- [To do]: Return the entries below in their exact form, leaving the pictures out.

(Figure contents as structured data)
╭──

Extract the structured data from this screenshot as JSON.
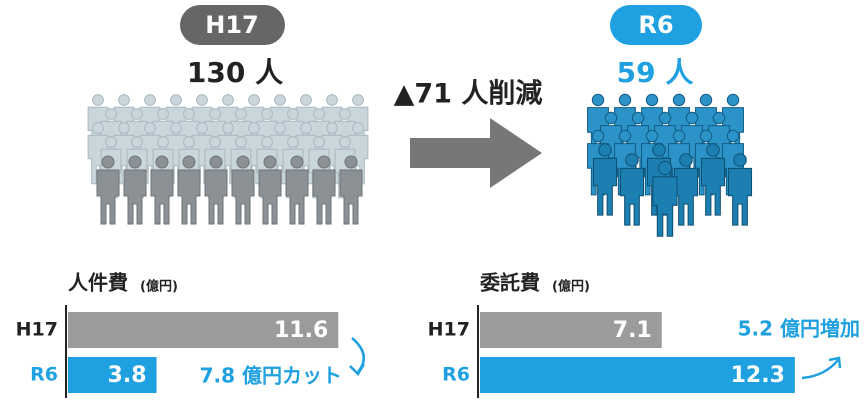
{
  "headcount": {
    "before": {
      "era": "H17",
      "count": "130 人"
    },
    "change": "▲71 人削減",
    "after": {
      "era": "R6",
      "count": "59 人"
    }
  },
  "chart_data": [
    {
      "type": "bar",
      "title": "人件費",
      "unit": "(億円)",
      "categories": [
        "H17",
        "R6"
      ],
      "values": [
        11.6,
        3.8
      ],
      "colors": [
        "#9b9b9b",
        "#1ea0e1"
      ],
      "annotation": "7.8 億円カット"
    },
    {
      "type": "bar",
      "title": "委託費",
      "unit": "(億円)",
      "categories": [
        "H17",
        "R6"
      ],
      "values": [
        7.1,
        12.3
      ],
      "colors": [
        "#9b9b9b",
        "#1ea0e1"
      ],
      "annotation": "5.2 億円増加"
    }
  ]
}
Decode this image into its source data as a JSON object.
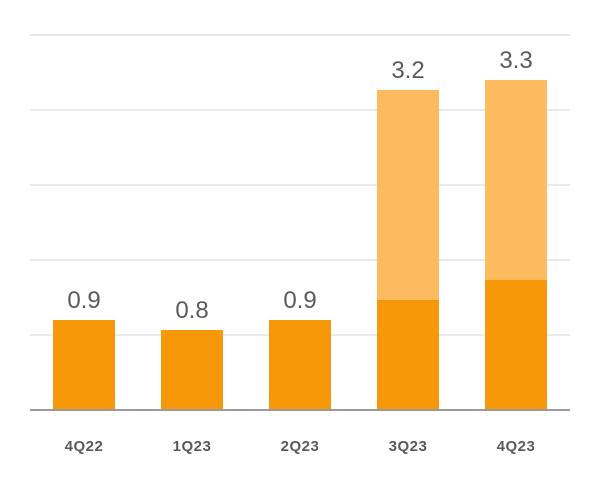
{
  "chart_data": {
    "type": "stacked-bar",
    "categories": [
      "4Q22",
      "1Q23",
      "2Q23",
      "3Q23",
      "4Q23"
    ],
    "series": [
      {
        "color": "#f7980a",
        "values": [
          0.9,
          0.8,
          0.9,
          1.1,
          1.3
        ]
      },
      {
        "color": "#fbbb5e",
        "values": [
          null,
          null,
          null,
          2.1,
          2.0
        ]
      }
    ],
    "totals": [
      0.9,
      0.8,
      0.9,
      3.2,
      3.3
    ],
    "ylim": [
      0,
      3.8
    ],
    "yticks": [
      0.75,
      1.5,
      2.25,
      3.0,
      3.75
    ],
    "grid": true
  }
}
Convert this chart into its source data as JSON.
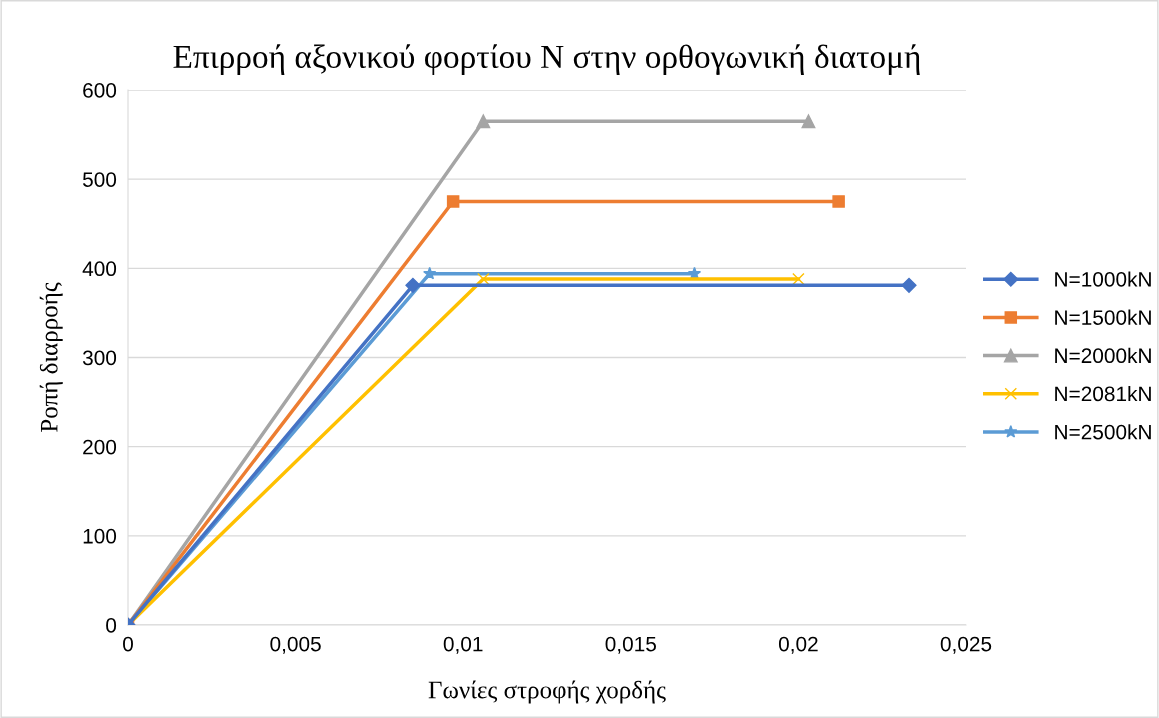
{
  "chart_data": {
    "type": "line",
    "title": "Επιρροή αξονικού φορτίου N στην ορθογωνική διατομή",
    "xlabel": "Γωνίες στροφής χορδής",
    "ylabel": "Ροπή διαρροής",
    "xlim": [
      0,
      0.025
    ],
    "ylim": [
      0,
      600
    ],
    "xticks": [
      0,
      {
        "value": 0.005,
        "label": "0,005"
      },
      {
        "value": 0.01,
        "label": "0,01"
      },
      {
        "value": 0.015,
        "label": "0,015"
      },
      {
        "value": 0.02,
        "label": "0,02"
      },
      {
        "value": 0.025,
        "label": "0,025"
      }
    ],
    "yticks": [
      0,
      100,
      200,
      300,
      400,
      500,
      600
    ],
    "grid": "y",
    "legend": "right",
    "series": [
      {
        "name": "N=1000kN",
        "color": "#4472c4",
        "marker": "diamond",
        "x": [
          0,
          0.0085,
          0.0233
        ],
        "values": [
          0,
          381,
          381
        ]
      },
      {
        "name": "N=1500kN",
        "color": "#ed7d31",
        "marker": "square",
        "x": [
          0,
          0.0097,
          0.0212
        ],
        "values": [
          0,
          475,
          475
        ]
      },
      {
        "name": "N=2000kN",
        "color": "#a5a5a5",
        "marker": "triangle",
        "x": [
          0,
          0.0106,
          0.0203
        ],
        "values": [
          0,
          565,
          565
        ]
      },
      {
        "name": "N=2081kN",
        "color": "#ffc000",
        "marker": "cross",
        "x": [
          0,
          0.0106,
          0.02
        ],
        "values": [
          0,
          388,
          388
        ]
      },
      {
        "name": "N=2500kN",
        "color": "#5b9bd5",
        "marker": "star",
        "x": [
          0,
          0.009,
          0.0169
        ],
        "values": [
          0,
          394,
          394
        ]
      }
    ]
  }
}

╰──

- [Solution to this problem]:
Extract the structured data from this screenshot as JSON.
{
  "headcount": {
    "before": {
      "era": "H17",
      "count": "130 人"
    },
    "change": "▲71 人削減",
    "after": {
      "era": "R6",
      "count": "59 人"
    }
  },
  "chart_data": [
    {
      "type": "bar",
      "title": "人件費",
      "unit": "(億円)",
      "categories": [
        "H17",
        "R6"
      ],
      "values": [
        11.6,
        3.8
      ],
      "colors": [
        "#9b9b9b",
        "#1ea0e1"
      ],
      "annotation": "7.8 億円カット"
    },
    {
      "type": "bar",
      "title": "委託費",
      "unit": "(億円)",
      "categories": [
        "H17",
        "R6"
      ],
      "values": [
        7.1,
        12.3
      ],
      "colors": [
        "#9b9b9b",
        "#1ea0e1"
      ],
      "annotation": "5.2 億円増加"
    }
  ]
}
Decode this image into its source data as a JSON object.
{
  "chart_data": {
    "type": "stacked-bar",
    "categories": [
      "4Q22",
      "1Q23",
      "2Q23",
      "3Q23",
      "4Q23"
    ],
    "series": [
      {
        "color": "#f7980a",
        "values": [
          0.9,
          0.8,
          0.9,
          1.1,
          1.3
        ]
      },
      {
        "color": "#fbbb5e",
        "values": [
          null,
          null,
          null,
          2.1,
          2.0
        ]
      }
    ],
    "totals": [
      0.9,
      0.8,
      0.9,
      3.2,
      3.3
    ],
    "ylim": [
      0,
      3.8
    ],
    "yticks": [
      0.75,
      1.5,
      2.25,
      3.0,
      3.75
    ],
    "grid": true
  }
}
Convert this chart into its source data as JSON.
{
  "chart_data": {
    "type": "line",
    "title": "Επιρροή αξονικού φορτίου N στην ορθογωνική διατομή",
    "xlabel": "Γωνίες στροφής χορδής",
    "ylabel": "Ροπή διαρροής",
    "xlim": [
      0,
      0.025
    ],
    "ylim": [
      0,
      600
    ],
    "xticks": [
      0,
      {
        "value": 0.005,
        "label": "0,005"
      },
      {
        "value": 0.01,
        "label": "0,01"
      },
      {
        "value": 0.015,
        "label": "0,015"
      },
      {
        "value": 0.02,
        "label": "0,02"
      },
      {
        "value": 0.025,
        "label": "0,025"
      }
    ],
    "yticks": [
      0,
      100,
      200,
      300,
      400,
      500,
      600
    ],
    "grid": "y",
    "legend": "right",
    "series": [
      {
        "name": "N=1000kN",
        "color": "#4472c4",
        "marker": "diamond",
        "x": [
          0,
          0.0085,
          0.0233
        ],
        "values": [
          0,
          381,
          381
        ]
      },
      {
        "name": "N=1500kN",
        "color": "#ed7d31",
        "marker": "square",
        "x": [
          0,
          0.0097,
          0.0212
        ],
        "values": [
          0,
          475,
          475
        ]
      },
      {
        "name": "N=2000kN",
        "color": "#a5a5a5",
        "marker": "triangle",
        "x": [
          0,
          0.0106,
          0.0203
        ],
        "values": [
          0,
          565,
          565
        ]
      },
      {
        "name": "N=2081kN",
        "color": "#ffc000",
        "marker": "cross",
        "x": [
          0,
          0.0106,
          0.02
        ],
        "values": [
          0,
          388,
          388
        ]
      },
      {
        "name": "N=2500kN",
        "color": "#5b9bd5",
        "marker": "star",
        "x": [
          0,
          0.009,
          0.0169
        ],
        "values": [
          0,
          394,
          394
        ]
      }
    ]
  }
}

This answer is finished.